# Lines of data

--*--

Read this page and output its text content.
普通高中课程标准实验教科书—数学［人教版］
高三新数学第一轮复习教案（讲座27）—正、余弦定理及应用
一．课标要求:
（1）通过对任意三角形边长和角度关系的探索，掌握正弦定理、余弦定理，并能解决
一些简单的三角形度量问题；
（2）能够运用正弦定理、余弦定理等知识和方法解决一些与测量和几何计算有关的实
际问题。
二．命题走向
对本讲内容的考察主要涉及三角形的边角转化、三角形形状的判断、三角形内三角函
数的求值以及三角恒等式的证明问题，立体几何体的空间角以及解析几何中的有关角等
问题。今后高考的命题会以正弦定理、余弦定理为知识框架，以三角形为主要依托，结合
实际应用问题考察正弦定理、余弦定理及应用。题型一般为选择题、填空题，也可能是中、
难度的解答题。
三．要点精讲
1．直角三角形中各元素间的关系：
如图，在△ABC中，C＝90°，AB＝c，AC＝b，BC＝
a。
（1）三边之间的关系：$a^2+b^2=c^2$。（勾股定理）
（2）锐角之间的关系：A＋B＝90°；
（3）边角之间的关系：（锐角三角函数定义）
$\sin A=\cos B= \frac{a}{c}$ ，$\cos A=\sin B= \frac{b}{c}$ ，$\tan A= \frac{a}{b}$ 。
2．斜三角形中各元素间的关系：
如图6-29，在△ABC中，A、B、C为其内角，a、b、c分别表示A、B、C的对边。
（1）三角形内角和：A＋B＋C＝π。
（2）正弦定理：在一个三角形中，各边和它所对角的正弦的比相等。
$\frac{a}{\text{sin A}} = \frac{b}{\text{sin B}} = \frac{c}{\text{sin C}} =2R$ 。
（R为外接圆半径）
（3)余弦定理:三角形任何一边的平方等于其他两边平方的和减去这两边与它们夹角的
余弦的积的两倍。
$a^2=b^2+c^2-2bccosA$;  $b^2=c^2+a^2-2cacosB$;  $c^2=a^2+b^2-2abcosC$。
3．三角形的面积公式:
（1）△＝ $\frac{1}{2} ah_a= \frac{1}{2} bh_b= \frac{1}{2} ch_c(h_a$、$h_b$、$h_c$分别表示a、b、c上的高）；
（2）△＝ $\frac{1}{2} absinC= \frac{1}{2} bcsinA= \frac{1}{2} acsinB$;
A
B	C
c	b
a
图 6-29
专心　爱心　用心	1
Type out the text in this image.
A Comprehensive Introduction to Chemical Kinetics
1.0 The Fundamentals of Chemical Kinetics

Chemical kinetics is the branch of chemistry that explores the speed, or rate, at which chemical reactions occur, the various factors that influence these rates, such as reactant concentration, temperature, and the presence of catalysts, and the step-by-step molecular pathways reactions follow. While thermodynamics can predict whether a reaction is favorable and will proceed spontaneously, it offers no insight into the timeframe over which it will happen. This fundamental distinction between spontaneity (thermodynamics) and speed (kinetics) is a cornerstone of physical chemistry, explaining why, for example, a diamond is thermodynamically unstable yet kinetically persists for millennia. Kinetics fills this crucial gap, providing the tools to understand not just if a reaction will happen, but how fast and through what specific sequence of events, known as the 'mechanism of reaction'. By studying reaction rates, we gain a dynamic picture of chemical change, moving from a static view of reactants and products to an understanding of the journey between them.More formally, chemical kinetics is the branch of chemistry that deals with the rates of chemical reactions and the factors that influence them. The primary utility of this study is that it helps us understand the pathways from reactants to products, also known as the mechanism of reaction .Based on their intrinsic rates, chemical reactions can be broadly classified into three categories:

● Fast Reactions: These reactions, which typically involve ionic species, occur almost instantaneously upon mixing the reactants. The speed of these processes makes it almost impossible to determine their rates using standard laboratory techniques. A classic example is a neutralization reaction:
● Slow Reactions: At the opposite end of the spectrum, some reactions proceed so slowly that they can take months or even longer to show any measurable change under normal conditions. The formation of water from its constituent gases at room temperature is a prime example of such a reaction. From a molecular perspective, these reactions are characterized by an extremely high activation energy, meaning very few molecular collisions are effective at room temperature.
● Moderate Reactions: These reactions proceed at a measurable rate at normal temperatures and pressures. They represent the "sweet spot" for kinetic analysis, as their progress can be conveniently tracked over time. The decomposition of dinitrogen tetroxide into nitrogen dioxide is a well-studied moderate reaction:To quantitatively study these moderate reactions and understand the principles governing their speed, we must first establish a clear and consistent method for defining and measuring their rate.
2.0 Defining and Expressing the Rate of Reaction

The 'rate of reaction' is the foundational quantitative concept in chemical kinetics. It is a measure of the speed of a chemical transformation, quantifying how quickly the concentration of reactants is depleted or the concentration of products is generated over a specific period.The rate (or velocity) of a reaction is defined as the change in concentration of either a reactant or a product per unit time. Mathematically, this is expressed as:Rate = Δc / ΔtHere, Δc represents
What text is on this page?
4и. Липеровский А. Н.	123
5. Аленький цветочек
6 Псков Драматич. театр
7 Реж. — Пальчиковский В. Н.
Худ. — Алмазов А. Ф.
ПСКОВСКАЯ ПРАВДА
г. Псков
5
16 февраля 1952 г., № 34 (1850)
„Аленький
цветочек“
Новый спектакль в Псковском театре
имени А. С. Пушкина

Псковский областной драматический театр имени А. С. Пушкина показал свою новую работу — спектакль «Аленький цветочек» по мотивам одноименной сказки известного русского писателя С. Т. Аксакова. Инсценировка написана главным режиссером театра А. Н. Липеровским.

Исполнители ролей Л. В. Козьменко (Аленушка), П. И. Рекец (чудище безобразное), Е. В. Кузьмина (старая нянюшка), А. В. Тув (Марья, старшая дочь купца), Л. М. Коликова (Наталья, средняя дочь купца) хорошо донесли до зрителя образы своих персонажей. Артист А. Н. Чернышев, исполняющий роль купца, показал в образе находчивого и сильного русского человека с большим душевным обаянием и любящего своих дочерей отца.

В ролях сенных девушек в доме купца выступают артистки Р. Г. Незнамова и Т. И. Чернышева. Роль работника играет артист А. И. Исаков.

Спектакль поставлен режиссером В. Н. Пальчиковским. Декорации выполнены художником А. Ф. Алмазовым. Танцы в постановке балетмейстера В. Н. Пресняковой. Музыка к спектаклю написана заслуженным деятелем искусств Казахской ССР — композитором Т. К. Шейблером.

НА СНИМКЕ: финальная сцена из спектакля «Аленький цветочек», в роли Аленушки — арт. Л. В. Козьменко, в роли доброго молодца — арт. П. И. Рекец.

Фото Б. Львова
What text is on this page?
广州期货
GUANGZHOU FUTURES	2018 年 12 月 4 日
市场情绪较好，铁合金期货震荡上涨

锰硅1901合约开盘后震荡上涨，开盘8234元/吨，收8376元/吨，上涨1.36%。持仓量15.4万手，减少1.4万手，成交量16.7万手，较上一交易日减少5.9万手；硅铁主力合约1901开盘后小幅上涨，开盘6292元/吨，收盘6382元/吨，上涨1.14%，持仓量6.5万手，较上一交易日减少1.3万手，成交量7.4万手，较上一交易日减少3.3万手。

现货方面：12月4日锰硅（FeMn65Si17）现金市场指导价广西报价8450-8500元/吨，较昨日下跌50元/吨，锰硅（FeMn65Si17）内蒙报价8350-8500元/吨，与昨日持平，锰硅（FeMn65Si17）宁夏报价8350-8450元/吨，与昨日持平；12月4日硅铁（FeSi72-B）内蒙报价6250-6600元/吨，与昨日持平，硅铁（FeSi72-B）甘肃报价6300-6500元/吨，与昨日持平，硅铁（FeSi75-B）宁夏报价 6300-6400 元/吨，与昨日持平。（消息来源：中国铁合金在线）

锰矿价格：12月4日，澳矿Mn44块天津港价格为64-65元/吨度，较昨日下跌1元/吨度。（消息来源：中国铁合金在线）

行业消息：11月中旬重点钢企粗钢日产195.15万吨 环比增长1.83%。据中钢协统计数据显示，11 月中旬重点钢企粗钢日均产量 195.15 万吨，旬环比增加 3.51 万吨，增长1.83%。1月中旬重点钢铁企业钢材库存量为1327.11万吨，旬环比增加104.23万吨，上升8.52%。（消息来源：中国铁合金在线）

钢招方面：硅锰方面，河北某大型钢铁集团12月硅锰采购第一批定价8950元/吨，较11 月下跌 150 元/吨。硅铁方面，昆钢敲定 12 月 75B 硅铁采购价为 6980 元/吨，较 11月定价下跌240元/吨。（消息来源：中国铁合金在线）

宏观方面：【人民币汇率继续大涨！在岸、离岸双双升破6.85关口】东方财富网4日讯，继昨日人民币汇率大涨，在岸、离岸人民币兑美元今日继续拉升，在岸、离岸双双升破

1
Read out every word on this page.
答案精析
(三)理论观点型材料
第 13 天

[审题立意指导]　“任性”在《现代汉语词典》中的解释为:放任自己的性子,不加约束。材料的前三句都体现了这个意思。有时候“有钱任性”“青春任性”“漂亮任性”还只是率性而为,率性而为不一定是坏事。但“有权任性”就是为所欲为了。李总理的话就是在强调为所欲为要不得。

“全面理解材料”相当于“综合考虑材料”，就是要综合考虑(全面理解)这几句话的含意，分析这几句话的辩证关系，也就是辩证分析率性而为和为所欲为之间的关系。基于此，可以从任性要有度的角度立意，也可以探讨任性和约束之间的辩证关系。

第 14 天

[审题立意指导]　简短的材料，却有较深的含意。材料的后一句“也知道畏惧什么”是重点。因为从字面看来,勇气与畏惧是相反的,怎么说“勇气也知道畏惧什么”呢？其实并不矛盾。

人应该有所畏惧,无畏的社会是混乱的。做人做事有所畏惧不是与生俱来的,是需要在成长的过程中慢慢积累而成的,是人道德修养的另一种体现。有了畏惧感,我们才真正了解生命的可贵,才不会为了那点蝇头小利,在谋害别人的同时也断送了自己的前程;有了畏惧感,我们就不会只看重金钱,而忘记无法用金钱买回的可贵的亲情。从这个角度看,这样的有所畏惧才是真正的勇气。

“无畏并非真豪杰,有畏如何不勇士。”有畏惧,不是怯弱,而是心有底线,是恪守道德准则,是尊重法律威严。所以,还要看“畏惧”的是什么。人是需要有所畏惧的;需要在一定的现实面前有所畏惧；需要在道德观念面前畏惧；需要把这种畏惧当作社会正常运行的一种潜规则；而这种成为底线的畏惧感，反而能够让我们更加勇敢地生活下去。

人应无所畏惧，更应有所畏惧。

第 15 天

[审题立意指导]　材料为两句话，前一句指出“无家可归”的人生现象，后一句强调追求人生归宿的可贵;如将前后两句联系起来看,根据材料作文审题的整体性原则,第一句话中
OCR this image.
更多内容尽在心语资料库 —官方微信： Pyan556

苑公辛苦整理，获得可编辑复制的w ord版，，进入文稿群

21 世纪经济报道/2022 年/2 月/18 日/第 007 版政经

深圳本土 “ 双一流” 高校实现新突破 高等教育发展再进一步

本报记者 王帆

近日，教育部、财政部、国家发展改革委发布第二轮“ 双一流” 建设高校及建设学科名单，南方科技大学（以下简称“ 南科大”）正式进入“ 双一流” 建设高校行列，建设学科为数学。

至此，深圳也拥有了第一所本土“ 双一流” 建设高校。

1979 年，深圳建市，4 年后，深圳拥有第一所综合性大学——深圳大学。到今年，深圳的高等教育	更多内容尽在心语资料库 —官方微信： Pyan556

--*--

In the listing above, find the line containing "Read out every word on this page." and please quote exactly that line through the last one, and no other lines.

Read out every word on this page.
答案精析
(三)理论观点型材料
第 13 天

[审题立意指导]　“任性”在《现代汉语词典》中的解释为:放任自己的性子,不加约束。材料的前三句都体现了这个意思。有时候“有钱任性”“青春任性”“漂亮任性”还只是率性而为,率性而为不一定是坏事。但“有权任性”就是为所欲为了。李总理的话就是在强调为所欲为要不得。

“全面理解材料”相当于“综合考虑材料”，就是要综合考虑(全面理解)这几句话的含意，分析这几句话的辩证关系，也就是辩证分析率性而为和为所欲为之间的关系。基于此，可以从任性要有度的角度立意，也可以探讨任性和约束之间的辩证关系。

第 14 天

[审题立意指导]　简短的材料，却有较深的含意。材料的后一句“也知道畏惧什么”是重点。因为从字面看来,勇气与畏惧是相反的,怎么说“勇气也知道畏惧什么”呢？其实并不矛盾。

人应该有所畏惧,无畏的社会是混乱的。做人做事有所畏惧不是与生俱来的,是需要在成长的过程中慢慢积累而成的,是人道德修养的另一种体现。有了畏惧感,我们才真正了解生命的可贵,才不会为了那点蝇头小利,在谋害别人的同时也断送了自己的前程;有了畏惧感,我们就不会只看重金钱,而忘记无法用金钱买回的可贵的亲情。从这个角度看,这样的有所畏惧才是真正的勇气。

“无畏并非真豪杰,有畏如何不勇士。”有畏惧,不是怯弱,而是心有底线,是恪守道德准则,是尊重法律威严。所以,还要看“畏惧”的是什么。人是需要有所畏惧的;需要在一定的现实面前有所畏惧；需要在道德观念面前畏惧；需要把这种畏惧当作社会正常运行的一种潜规则；而这种成为底线的畏惧感，反而能够让我们更加勇敢地生活下去。

人应无所畏惧，更应有所畏惧。

第 15 天

[审题立意指导]　材料为两句话，前一句指出“无家可归”的人生现象，后一句强调追求人生归宿的可贵;如将前后两句联系起来看,根据材料作文审题的整体性原则,第一句话中
OCR this image.
更多内容尽在心语资料库 —官方微信： Pyan556

苑公辛苦整理，获得可编辑复制的w ord版，，进入文稿群

21 世纪经济报道/2022 年/2 月/18 日/第 007 版政经

深圳本土 “ 双一流” 高校实现新突破 高等教育发展再进一步

本报记者 王帆

近日，教育部、财政部、国家发展改革委发布第二轮“ 双一流” 建设高校及建设学科名单，南方科技大学（以下简称“ 南科大”）正式进入“ 双一流” 建设高校行列，建设学科为数学。

至此，深圳也拥有了第一所本土“ 双一流” 建设高校。

1979 年，深圳建市，4 年后，深圳拥有第一所综合性大学——深圳大学。到今年，深圳的高等教育	更多内容尽在心语资料库 —官方微信： Pyan556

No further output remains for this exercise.